Problem:
Every record here needs to be written out again exactly.

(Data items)
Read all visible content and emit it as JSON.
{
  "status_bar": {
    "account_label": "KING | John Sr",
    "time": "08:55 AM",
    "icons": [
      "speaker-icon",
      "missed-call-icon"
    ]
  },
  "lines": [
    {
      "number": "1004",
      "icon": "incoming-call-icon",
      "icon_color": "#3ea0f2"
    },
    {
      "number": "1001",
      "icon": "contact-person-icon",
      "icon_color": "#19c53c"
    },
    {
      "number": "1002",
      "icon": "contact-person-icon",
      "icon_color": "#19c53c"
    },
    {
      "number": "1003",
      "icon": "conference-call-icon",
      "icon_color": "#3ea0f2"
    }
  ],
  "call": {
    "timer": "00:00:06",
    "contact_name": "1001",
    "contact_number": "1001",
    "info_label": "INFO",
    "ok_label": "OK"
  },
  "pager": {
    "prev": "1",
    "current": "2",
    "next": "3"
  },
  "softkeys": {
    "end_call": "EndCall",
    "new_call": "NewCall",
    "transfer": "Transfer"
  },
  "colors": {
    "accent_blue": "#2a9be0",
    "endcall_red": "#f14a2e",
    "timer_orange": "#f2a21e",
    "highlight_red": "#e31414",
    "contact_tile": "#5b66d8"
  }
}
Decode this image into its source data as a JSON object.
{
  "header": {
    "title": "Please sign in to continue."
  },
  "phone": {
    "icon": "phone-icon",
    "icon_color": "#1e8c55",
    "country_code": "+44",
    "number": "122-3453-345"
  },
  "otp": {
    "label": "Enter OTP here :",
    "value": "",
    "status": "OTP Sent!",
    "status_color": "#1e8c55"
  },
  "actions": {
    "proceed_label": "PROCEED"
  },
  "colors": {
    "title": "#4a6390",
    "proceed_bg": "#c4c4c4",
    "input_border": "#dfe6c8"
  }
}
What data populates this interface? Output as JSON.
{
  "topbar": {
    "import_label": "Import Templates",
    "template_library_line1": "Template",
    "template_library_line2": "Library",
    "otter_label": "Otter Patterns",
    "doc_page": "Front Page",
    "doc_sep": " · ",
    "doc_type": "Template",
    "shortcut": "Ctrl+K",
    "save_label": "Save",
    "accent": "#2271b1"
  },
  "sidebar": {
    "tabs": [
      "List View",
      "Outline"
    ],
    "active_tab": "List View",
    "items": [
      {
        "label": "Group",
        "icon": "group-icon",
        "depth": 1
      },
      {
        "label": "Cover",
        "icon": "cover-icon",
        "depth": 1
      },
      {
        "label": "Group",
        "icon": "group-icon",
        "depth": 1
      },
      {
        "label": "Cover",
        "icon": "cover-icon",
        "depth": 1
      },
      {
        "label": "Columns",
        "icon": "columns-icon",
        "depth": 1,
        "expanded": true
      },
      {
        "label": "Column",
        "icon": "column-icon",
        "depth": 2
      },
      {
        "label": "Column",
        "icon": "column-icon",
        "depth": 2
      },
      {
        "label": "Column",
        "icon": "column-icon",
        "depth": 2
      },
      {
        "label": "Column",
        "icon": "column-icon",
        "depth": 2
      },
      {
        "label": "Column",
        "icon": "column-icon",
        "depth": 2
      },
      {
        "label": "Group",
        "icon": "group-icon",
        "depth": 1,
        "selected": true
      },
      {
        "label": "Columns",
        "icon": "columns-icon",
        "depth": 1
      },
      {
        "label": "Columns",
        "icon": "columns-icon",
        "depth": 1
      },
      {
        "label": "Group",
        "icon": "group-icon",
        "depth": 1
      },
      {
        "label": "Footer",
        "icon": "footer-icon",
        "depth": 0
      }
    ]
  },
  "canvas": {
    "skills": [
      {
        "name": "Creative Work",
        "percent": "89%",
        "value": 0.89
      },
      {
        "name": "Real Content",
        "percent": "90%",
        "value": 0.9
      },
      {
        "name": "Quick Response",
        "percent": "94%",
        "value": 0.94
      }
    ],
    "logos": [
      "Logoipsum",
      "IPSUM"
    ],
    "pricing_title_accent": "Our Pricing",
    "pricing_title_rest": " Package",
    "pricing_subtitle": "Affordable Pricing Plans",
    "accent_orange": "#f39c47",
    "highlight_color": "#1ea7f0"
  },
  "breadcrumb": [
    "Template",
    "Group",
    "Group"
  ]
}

Exercise answer:
Read all visible content and emit it as JSON.
{
  "status_bar": {
    "account_label": "KING | John Sr",
    "time": "08:55 AM",
    "icons": [
      "speaker-icon",
      "missed-call-icon"
    ]
  },
  "lines": [
    {
      "number": "1004",
      "icon": "incoming-call-icon",
      "icon_color": "#3ea0f2"
    },
    {
      "number": "1001",
      "icon": "contact-person-icon",
      "icon_color": "#19c53c"
    },
    {
      "number": "1002",
      "icon": "contact-person-icon",
      "icon_color": "#19c53c"
    },
    {
      "number": "1003",
      "icon": "conference-call-icon",
      "icon_color": "#3ea0f2"
    }
  ],
  "call": {
    "timer": "00:00:06",
    "contact_name": "1001",
    "contact_number": "1001",
    "info_label": "INFO",
    "ok_label": "OK"
  },
  "pager": {
    "prev": "1",
    "current": "2",
    "next": "3"
  },
  "softkeys": {
    "end_call": "EndCall",
    "new_call": "NewCall",
    "transfer": "Transfer"
  },
  "colors": {
    "accent_blue": "#2a9be0",
    "endcall_red": "#f14a2e",
    "timer_orange": "#f2a21e",
    "highlight_red": "#e31414",
    "contact_tile": "#5b66d8"
  }
}
Decode this image into its source data as a JSON object.
{
  "header": {
    "title": "Please sign in to continue."
  },
  "phone": {
    "icon": "phone-icon",
    "icon_color": "#1e8c55",
    "country_code": "+44",
    "number": "122-3453-345"
  },
  "otp": {
    "label": "Enter OTP here :",
    "value": "",
    "status": "OTP Sent!",
    "status_color": "#1e8c55"
  },
  "actions": {
    "proceed_label": "PROCEED"
  },
  "colors": {
    "title": "#4a6390",
    "proceed_bg": "#c4c4c4",
    "input_border": "#dfe6c8"
  }
}
What data populates this interface? Output as JSON.
{
  "topbar": {
    "import_label": "Import Templates",
    "template_library_line1": "Template",
    "template_library_line2": "Library",
    "otter_label": "Otter Patterns",
    "doc_page": "Front Page",
    "doc_sep": " · ",
    "doc_type": "Template",
    "shortcut": "Ctrl+K",
    "save_label": "Save",
    "accent": "#2271b1"
  },
  "sidebar": {
    "tabs": [
      "List View",
      "Outline"
    ],
    "active_tab": "List View",
    "items": [
      {
        "label": "Group",
        "icon": "group-icon",
        "depth": 1
      },
      {
        "label": "Cover",
        "icon": "cover-icon",
        "depth": 1
      },
      {
        "label": "Group",
        "icon": "group-icon",
        "depth": 1
      },
      {
        "label": "Cover",
        "icon": "cover-icon",
        "depth": 1
      },
      {
        "label": "Columns",
        "icon": "columns-icon",
        "depth": 1,
        "expanded": true
      },
      {
        "label": "Column",
        "icon": "column-icon",
        "depth": 2
      },
      {
        "label": "Column",
        "icon": "column-icon",
        "depth": 2
      },
      {
        "label": "Column",
        "icon": "column-icon",
        "depth": 2
      },
      {
        "label": "Column",
        "icon": "column-icon",
        "depth": 2
      },
      {
        "label": "Column",
        "icon": "column-icon",
        "depth": 2
      },
      {
        "label": "Group",
        "icon": "group-icon",
        "depth": 1,
        "selected": true
      },
      {
        "label": "Columns",
        "icon": "columns-icon",
        "depth": 1
      },
      {
        "label": "Columns",
        "icon": "columns-icon",
        "depth": 1
      },
      {
        "label": "Group",
        "icon": "group-icon",
        "depth": 1
      },
      {
        "label": "Footer",
        "icon": "footer-icon",
        "depth": 0
      }
    ]
  },
  "canvas": {
    "skills": [
      {
        "name": "Creative Work",
        "percent": "89%",
        "value": 0.89
      },
      {
        "name": "Real Content",
        "percent": "90%",
        "value": 0.9
      },
      {
        "name": "Quick Response",
        "percent": "94%",
        "value": 0.94
      }
    ],
    "logos": [
      "Logoipsum",
      "IPSUM"
    ],
    "pricing_title_accent": "Our Pricing",
    "pricing_title_rest": " Package",
    "pricing_subtitle": "Affordable Pricing Plans",
    "accent_orange": "#f39c47",
    "highlight_color": "#1ea7f0"
  },
  "breadcrumb": [
    "Template",
    "Group",
    "Group"
  ]
}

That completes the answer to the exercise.